[About this exercise] If a record holds a picture, leave the picture out and restate everything else word for word.

--*--

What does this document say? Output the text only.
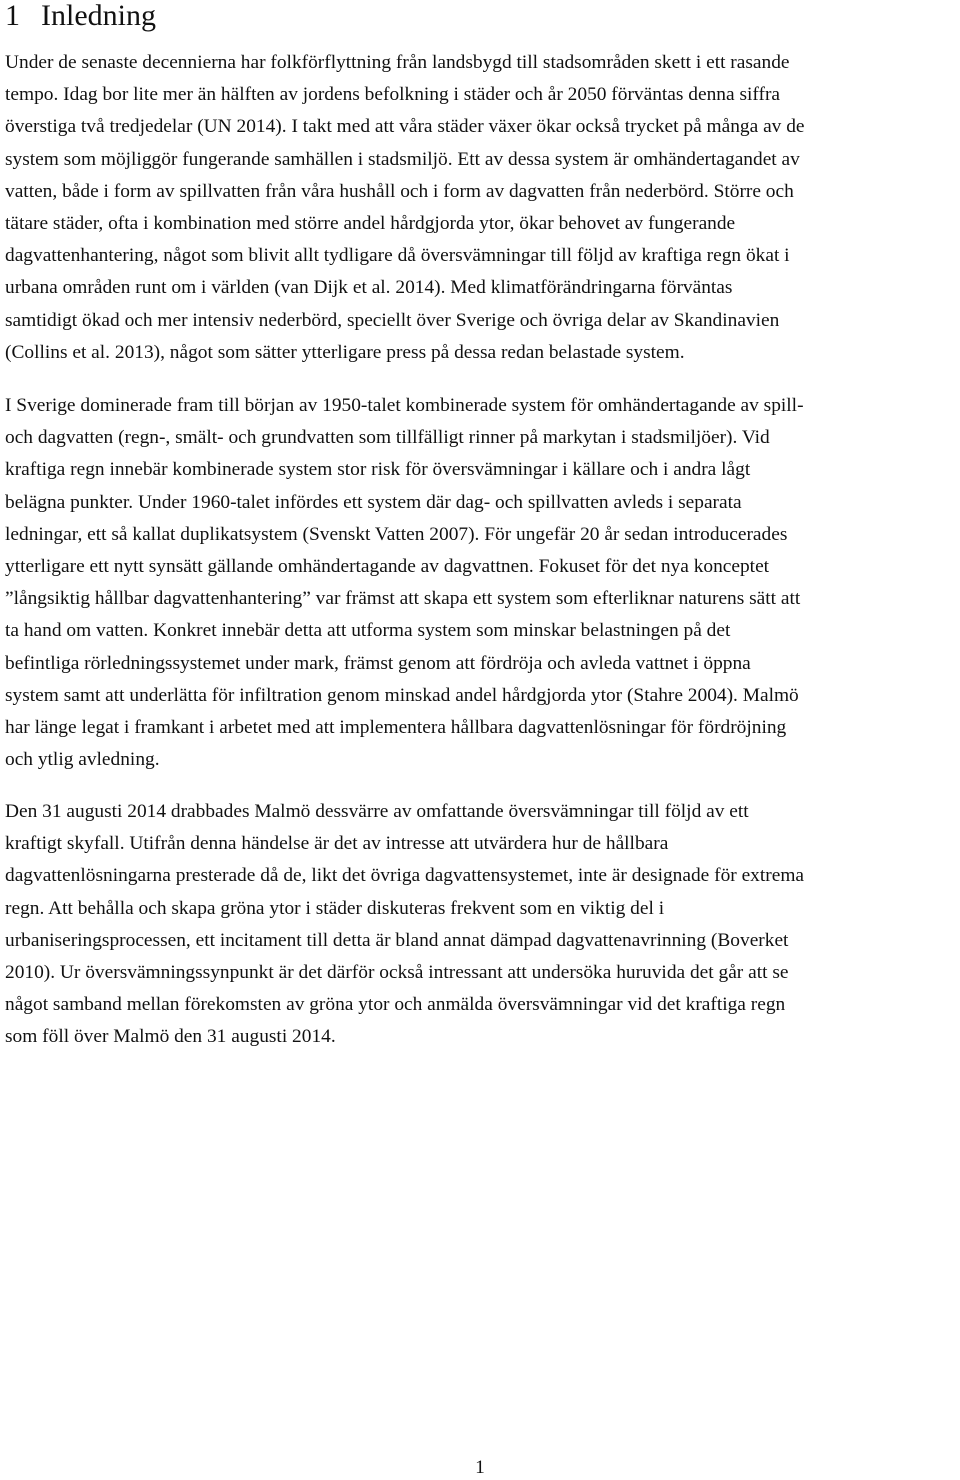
1 Inledning

Under de senaste decennierna har folkförflyttning från landsbygd till stadsområden skett i ett rasande
tempo. Idag bor lite mer än hälften av jordens befolkning i städer och år 2050 förväntas denna siffra
överstiga två tredjedelar (UN 2014). I takt med att våra städer växer ökar också trycket på många av de
system som möjliggör fungerande samhällen i stadsmiljö. Ett av dessa system är omhändertagandet av
vatten, både i form av spillvatten från våra hushåll och i form av dagvatten från nederbörd. Större och
tätare städer, ofta i kombination med större andel hårdgjorda ytor, ökar behovet av fungerande
dagvattenhantering, något som blivit allt tydligare då översvämningar till följd av kraftiga regn ökat i
urbana områden runt om i världen (van Dijk et al. 2014). Med klimatförändringarna förväntas
samtidigt ökad och mer intensiv nederbörd, speciellt över Sverige och övriga delar av Skandinavien
(Collins et al. 2013), något som sätter ytterligare press på dessa redan belastade system.

I Sverige dominerade fram till början av 1950-talet kombinerade system för omhändertagande av spill-
och dagvatten (regn-, smält- och grundvatten som tillfälligt rinner på markytan i stadsmiljöer). Vid
kraftiga regn innebär kombinerade system stor risk för översvämningar i källare och i andra lågt
belägna punkter. Under 1960-talet infördes ett system där dag- och spillvatten avleds i separata
ledningar, ett så kallat duplikatsystem (Svenskt Vatten 2007). För ungefär 20 år sedan introducerades
ytterligare ett nytt synsätt gällande omhändertagande av dagvattnen. Fokuset för det nya konceptet
”långsiktig hållbar dagvattenhantering” var främst att skapa ett system som efterliknar naturens sätt att
ta hand om vatten. Konkret innebär detta att utforma system som minskar belastningen på det
befintliga rörledningssystemet under mark, främst genom att fördröja och avleda vattnet i öppna
system samt att underlätta för infiltration genom minskad andel hårdgjorda ytor (Stahre 2004). Malmö
har länge legat i framkant i arbetet med att implementera hållbara dagvattenlösningar för fördröjning
och ytlig avledning.

Den 31 augusti 2014 drabbades Malmö dessvärre av omfattande översvämningar till följd av ett
kraftigt skyfall. Utifrån denna händelse är det av intresse att utvärdera hur de hållbara
dagvattenlösningarna presterade då de, likt det övriga dagvattensystemet, inte är designade för extrema
regn. Att behålla och skapa gröna ytor i städer diskuteras frekvent som en viktig del i
urbaniseringsprocessen, ett incitament till detta är bland annat dämpad dagvattenavrinning (Boverket
2010). Ur översvämningssynpunkt är det därför också intressant att undersöka huruvida det går att se
något samband mellan förekomsten av gröna ytor och anmälda översvämningar vid det kraftiga regn
som föll över Malmö den 31 augusti 2014.

1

--*--

[Task output]
What does this document say? Output the text only.
1 Inledning

Under de senaste decennierna har folkförflyttning från landsbygd till stadsområden skett i ett rasande
tempo. Idag bor lite mer än hälften av jordens befolkning i städer och år 2050 förväntas denna siffra
överstiga två tredjedelar (UN 2014). I takt med att våra städer växer ökar också trycket på många av de
system som möjliggör fungerande samhällen i stadsmiljö. Ett av dessa system är omhändertagandet av
vatten, både i form av spillvatten från våra hushåll och i form av dagvatten från nederbörd. Större och
tätare städer, ofta i kombination med större andel hårdgjorda ytor, ökar behovet av fungerande
dagvattenhantering, något som blivit allt tydligare då översvämningar till följd av kraftiga regn ökat i
urbana områden runt om i världen (van Dijk et al. 2014). Med klimatförändringarna förväntas
samtidigt ökad och mer intensiv nederbörd, speciellt över Sverige och övriga delar av Skandinavien
(Collins et al. 2013), något som sätter ytterligare press på dessa redan belastade system.

I Sverige dominerade fram till början av 1950-talet kombinerade system för omhändertagande av spill-
och dagvatten (regn-, smält- och grundvatten som tillfälligt rinner på markytan i stadsmiljöer). Vid
kraftiga regn innebär kombinerade system stor risk för översvämningar i källare och i andra lågt
belägna punkter. Under 1960-talet infördes ett system där dag- och spillvatten avleds i separata
ledningar, ett så kallat duplikatsystem (Svenskt Vatten 2007). För ungefär 20 år sedan introducerades
ytterligare ett nytt synsätt gällande omhändertagande av dagvattnen. Fokuset för det nya konceptet
”långsiktig hållbar dagvattenhantering” var främst att skapa ett system som efterliknar naturens sätt att
ta hand om vatten. Konkret innebär detta att utforma system som minskar belastningen på det
befintliga rörledningssystemet under mark, främst genom att fördröja och avleda vattnet i öppna
system samt att underlätta för infiltration genom minskad andel hårdgjorda ytor (Stahre 2004). Malmö
har länge legat i framkant i arbetet med att implementera hållbara dagvattenlösningar för fördröjning
och ytlig avledning.

Den 31 augusti 2014 drabbades Malmö dessvärre av omfattande översvämningar till följd av ett
kraftigt skyfall. Utifrån denna händelse är det av intresse att utvärdera hur de hållbara
dagvattenlösningarna presterade då de, likt det övriga dagvattensystemet, inte är designade för extrema
regn. Att behålla och skapa gröna ytor i städer diskuteras frekvent som en viktig del i
urbaniseringsprocessen, ett incitament till detta är bland annat dämpad dagvattenavrinning (Boverket
2010). Ur översvämningssynpunkt är det därför också intressant att undersöka huruvida det går att se
något samband mellan förekomsten av gröna ytor och anmälda översvämningar vid det kraftiga regn
som föll över Malmö den 31 augusti 2014.

1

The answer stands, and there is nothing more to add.